Task directions :: Every line that includes the word "Tool" is to be listed.
* begin *
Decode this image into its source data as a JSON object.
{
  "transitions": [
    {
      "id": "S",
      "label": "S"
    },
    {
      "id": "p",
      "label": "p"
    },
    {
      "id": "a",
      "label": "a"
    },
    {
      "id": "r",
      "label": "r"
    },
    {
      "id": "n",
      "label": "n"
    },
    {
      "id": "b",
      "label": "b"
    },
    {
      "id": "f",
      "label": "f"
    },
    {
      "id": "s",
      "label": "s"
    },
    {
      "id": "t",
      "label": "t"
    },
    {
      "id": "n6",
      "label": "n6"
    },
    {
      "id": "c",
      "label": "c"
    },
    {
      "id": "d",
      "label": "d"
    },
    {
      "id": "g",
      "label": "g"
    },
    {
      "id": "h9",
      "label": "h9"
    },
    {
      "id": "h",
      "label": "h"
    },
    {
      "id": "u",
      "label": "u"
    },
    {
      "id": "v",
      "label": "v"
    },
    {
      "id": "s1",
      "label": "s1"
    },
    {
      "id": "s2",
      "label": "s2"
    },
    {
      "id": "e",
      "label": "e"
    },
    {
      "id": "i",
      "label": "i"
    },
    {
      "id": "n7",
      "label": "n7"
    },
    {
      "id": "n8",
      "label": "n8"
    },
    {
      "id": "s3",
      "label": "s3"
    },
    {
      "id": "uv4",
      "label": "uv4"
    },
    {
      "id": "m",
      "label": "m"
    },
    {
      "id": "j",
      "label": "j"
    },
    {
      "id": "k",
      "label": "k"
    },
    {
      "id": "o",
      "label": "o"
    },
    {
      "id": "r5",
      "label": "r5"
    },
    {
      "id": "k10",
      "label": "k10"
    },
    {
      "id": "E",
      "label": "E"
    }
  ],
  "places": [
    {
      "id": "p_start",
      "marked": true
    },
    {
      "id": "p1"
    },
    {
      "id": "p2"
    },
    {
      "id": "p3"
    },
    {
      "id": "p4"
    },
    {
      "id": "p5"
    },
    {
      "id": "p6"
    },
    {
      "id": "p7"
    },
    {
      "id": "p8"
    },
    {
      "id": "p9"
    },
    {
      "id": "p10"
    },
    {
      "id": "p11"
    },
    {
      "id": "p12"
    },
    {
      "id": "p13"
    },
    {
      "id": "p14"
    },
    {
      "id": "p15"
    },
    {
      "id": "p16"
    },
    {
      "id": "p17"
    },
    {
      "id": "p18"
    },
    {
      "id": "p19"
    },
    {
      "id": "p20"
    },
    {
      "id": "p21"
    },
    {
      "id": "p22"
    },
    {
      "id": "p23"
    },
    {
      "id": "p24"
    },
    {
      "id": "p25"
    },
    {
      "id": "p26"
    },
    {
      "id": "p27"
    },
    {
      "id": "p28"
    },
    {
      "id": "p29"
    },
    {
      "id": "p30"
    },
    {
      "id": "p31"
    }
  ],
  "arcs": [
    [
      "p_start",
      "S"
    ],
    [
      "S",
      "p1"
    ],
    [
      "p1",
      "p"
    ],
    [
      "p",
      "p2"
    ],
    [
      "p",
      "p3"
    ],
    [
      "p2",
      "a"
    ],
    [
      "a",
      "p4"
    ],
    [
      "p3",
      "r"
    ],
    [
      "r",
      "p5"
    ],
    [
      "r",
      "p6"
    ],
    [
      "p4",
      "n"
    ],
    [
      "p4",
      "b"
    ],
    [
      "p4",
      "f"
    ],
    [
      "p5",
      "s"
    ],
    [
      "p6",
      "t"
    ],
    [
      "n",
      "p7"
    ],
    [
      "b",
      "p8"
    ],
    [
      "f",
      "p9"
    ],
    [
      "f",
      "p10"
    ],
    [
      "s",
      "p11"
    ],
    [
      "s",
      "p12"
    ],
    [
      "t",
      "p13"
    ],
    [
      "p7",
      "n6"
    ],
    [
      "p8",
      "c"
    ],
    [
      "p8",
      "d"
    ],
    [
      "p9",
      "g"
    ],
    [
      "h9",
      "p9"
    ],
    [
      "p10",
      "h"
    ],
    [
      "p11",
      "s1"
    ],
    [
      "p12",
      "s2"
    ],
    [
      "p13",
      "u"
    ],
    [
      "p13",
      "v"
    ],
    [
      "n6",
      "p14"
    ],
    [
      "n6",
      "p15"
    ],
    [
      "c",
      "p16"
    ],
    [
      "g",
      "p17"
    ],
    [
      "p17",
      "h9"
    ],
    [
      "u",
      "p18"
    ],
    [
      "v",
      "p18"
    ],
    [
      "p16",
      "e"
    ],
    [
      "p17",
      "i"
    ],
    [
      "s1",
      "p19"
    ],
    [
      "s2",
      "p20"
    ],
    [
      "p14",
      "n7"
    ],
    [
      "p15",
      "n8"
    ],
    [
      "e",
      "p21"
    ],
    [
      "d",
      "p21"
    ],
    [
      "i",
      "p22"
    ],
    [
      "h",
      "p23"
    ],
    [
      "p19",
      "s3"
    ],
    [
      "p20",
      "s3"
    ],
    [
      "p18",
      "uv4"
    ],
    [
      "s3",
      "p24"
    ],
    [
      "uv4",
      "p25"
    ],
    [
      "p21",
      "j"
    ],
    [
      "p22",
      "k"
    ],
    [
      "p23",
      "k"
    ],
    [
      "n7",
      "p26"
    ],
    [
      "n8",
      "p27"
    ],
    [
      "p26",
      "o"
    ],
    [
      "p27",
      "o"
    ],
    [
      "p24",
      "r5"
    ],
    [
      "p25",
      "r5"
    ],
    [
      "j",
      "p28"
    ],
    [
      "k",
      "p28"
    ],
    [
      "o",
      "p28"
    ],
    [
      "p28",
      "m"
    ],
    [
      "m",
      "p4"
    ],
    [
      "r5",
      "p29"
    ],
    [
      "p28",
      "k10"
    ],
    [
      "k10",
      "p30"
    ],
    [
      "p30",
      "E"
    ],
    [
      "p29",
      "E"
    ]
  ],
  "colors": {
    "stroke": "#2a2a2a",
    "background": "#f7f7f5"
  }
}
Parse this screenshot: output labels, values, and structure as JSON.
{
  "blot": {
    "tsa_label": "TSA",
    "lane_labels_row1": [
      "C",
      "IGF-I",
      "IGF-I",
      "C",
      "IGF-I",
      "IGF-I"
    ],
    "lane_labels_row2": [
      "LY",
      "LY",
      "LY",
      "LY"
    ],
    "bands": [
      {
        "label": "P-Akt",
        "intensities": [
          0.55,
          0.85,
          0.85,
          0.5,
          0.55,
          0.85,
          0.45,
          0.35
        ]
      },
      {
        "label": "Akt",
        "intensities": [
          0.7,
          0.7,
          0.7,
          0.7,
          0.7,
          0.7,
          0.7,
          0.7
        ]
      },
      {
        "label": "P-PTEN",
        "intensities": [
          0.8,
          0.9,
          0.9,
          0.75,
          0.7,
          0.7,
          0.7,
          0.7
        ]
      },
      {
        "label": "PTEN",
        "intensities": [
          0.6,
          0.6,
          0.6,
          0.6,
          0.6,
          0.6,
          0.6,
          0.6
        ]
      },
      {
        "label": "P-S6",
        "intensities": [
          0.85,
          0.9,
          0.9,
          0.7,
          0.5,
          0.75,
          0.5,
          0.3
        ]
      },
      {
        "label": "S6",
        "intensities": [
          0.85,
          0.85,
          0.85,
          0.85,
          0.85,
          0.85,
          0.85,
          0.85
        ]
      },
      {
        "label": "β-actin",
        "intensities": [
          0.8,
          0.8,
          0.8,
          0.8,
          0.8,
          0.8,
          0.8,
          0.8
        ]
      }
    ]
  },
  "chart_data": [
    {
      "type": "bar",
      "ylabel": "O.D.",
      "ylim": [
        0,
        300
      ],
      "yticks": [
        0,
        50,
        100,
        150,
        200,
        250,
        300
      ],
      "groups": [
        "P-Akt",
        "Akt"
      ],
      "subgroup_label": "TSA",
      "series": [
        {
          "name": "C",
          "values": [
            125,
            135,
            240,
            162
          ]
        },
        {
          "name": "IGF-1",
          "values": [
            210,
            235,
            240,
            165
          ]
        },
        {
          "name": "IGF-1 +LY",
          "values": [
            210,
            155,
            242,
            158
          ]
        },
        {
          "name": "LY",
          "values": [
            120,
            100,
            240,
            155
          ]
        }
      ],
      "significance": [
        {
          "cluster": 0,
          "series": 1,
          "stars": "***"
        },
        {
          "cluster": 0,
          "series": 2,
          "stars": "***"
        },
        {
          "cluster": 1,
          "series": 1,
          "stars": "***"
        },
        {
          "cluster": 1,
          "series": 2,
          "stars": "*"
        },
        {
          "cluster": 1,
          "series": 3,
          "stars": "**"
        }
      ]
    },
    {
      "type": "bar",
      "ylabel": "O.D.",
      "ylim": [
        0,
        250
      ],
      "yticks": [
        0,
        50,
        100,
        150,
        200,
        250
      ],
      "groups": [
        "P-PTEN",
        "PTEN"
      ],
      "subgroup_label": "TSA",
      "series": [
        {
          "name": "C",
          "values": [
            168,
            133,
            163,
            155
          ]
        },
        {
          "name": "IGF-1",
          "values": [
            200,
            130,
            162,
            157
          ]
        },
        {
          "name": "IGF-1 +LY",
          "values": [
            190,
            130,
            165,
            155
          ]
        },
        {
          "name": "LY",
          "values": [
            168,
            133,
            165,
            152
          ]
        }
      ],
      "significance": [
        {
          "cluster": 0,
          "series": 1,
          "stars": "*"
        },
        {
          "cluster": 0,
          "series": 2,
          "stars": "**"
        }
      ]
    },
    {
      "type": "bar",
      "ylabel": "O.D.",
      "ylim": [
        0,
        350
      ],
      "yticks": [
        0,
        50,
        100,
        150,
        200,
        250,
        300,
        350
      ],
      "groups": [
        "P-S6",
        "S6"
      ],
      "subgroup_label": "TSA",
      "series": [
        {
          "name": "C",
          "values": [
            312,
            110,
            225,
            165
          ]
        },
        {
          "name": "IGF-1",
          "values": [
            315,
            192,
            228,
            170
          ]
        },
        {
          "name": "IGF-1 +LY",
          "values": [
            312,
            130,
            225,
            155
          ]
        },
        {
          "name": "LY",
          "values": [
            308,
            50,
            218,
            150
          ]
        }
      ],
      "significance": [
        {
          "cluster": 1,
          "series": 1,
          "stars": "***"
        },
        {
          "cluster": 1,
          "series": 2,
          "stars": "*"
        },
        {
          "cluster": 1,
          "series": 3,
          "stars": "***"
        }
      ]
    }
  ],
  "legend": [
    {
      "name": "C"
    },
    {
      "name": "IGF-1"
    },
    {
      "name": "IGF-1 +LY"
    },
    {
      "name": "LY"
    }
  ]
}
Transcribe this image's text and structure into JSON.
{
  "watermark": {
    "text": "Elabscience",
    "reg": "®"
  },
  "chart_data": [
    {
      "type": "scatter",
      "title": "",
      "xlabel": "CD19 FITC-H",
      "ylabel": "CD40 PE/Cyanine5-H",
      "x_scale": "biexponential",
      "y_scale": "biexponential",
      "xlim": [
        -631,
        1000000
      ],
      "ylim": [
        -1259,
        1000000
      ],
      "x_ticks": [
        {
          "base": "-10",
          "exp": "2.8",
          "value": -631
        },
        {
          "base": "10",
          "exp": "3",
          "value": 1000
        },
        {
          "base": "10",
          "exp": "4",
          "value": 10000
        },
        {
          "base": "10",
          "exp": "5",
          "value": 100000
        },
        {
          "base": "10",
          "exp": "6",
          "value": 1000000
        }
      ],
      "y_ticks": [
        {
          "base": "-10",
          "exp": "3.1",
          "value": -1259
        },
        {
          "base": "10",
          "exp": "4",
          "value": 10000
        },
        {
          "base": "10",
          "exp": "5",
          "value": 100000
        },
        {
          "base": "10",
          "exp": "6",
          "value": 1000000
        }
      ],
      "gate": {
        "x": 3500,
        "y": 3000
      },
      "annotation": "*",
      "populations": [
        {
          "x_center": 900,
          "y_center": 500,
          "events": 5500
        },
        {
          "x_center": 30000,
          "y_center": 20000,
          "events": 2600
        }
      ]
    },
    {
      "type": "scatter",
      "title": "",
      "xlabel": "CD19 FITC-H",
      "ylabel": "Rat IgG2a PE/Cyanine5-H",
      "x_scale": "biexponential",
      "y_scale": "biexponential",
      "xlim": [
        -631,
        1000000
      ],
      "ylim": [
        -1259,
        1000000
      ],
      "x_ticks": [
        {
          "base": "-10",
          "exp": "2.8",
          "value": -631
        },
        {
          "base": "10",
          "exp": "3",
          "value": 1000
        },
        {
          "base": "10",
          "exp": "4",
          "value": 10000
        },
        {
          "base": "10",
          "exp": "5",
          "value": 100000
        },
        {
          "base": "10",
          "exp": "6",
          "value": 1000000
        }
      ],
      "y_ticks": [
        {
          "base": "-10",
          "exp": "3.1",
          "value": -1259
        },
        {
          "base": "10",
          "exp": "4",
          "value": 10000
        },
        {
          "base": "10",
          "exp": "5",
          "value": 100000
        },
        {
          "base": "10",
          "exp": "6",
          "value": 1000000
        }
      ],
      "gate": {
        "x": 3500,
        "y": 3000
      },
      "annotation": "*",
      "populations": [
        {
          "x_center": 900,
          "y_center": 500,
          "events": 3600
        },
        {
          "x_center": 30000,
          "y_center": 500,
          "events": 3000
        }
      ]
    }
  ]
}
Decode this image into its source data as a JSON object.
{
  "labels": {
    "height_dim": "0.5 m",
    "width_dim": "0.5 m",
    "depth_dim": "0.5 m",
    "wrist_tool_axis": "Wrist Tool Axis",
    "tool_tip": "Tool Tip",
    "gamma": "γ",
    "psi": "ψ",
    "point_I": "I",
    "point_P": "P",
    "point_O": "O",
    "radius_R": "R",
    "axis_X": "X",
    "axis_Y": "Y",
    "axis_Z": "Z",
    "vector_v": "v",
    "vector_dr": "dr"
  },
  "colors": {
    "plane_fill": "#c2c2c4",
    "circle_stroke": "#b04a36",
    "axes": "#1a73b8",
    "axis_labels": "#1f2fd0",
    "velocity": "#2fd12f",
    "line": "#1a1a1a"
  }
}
* end *
Solved problem ::
    "wrist_tool_axis": "Wrist Tool Axis",
    "tool_tip": "Tool Tip",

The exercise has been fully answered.